▶ **Written request**: Revise the woodshop post, starting with "Since moving back" and going on through "from finishing it.", so that "wet grinder" replaces "grinder".

▶ **Page extract**:
Thanks CJ… I'm headed back out there in a bit… Making a set of Jake's Chairs for the back yard right now… wish it looked as 'neat' as those photos right now.


----------



## NedB (Aug 21, 2008)

*Upcoming Projects & Purchases...*

Since moving back into the shop, I've decided that I need to take a good hard look at what I have out there, and determine what I need or want to focus on building.

For example, I've owned a midi lathe for almost 5 years, and have barely turned it on. Mostly because I've yet to learn how to sharpen my tools. I do have a grinder, and I've had a home built wolverine style sharpening jig in progress for awhile now, I just need to build the arm/base that the jig sits in and I'm good to go. Little things like that are what's kept me from finishing it.

Here are some projects and tools I've thought about lately:

Clamping Cauls: I think I'm going to order a set of cauls from Bowclamp.com in the next couple of weeks.

Router Table : This one is another of those 'when I get around tuit' things. I have a Rockler router insert, I just need to build a table insert for my TS and a fence to hang off of the Ridgid ts fence… I've even got a spare fixed router base that fits my PC router… just haven't gotten to it yet.

New Shop Doors:









that shows how poorly I installed the doors a few years ago, needless to say they don't keep all of the weather out of the shop… snow piles up inside and whatnot. Repairing or replacing them is on my very short list of things I want to do. I even have new plywood to do it with:









I still have one corner of my shop yet to finish insulating and sheathing, some of the plywood shown there is intended for that purpose as well.

Outfeed table: I think that is going to be a quick build today.. I've been cutting a bunch of long stock, and that's one thing I miss from a long while ago, I share shop space with a buddy of mine, and we had this great outfeed/assembly table in the center of the shop. My space won't allow that sort of permanent fixture, but I'm sure I can squeeze in a knock down version of it. OK enough typing, need to go make some sawdust.

▶ **Records provided**:
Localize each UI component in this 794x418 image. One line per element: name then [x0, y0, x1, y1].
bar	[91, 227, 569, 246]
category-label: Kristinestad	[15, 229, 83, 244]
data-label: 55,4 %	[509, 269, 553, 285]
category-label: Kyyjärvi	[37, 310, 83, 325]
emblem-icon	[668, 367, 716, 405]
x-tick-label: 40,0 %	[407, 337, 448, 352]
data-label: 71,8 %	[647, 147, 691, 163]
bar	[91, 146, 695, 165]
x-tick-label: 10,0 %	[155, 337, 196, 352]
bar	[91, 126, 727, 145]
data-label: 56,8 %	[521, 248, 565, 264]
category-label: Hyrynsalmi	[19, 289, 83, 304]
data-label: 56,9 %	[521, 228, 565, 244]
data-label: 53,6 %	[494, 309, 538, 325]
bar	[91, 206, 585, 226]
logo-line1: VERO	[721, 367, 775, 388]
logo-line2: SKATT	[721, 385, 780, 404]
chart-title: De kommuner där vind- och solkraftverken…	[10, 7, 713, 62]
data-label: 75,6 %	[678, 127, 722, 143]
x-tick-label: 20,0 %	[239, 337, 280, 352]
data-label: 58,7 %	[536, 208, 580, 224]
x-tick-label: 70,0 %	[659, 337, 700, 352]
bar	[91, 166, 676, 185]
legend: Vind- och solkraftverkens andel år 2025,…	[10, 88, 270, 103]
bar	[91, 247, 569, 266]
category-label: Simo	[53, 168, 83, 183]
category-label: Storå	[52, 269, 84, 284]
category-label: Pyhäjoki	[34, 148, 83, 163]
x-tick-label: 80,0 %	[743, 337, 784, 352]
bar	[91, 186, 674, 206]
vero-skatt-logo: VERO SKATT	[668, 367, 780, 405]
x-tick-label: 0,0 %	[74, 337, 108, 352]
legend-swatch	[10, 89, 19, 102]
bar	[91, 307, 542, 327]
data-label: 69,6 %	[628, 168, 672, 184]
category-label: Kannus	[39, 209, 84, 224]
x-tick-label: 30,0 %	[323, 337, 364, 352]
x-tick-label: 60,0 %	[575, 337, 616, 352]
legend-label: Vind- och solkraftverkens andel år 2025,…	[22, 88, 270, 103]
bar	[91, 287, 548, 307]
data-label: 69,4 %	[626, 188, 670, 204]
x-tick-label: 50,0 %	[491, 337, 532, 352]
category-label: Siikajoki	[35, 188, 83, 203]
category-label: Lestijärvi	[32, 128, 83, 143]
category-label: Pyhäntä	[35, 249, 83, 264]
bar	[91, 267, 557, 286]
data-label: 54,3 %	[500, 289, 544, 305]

▶ **Task response**:
Since moving back into the shop, I've decided that I need to take a good hard look at what I have out there, and determine what I need or want to focus on building.

For example, I've owned a midi lathe for almost 5 years, and have barely turned it on. Mostly because I've yet to learn how to sharpen my tools. I do have a wet grinder, and I've had a home built wolverine style sharpening jig in progress for awhile now, I just need to build the arm/base that the jig sits in and I'm good to go. Little things like that are what's kept me from finishing it.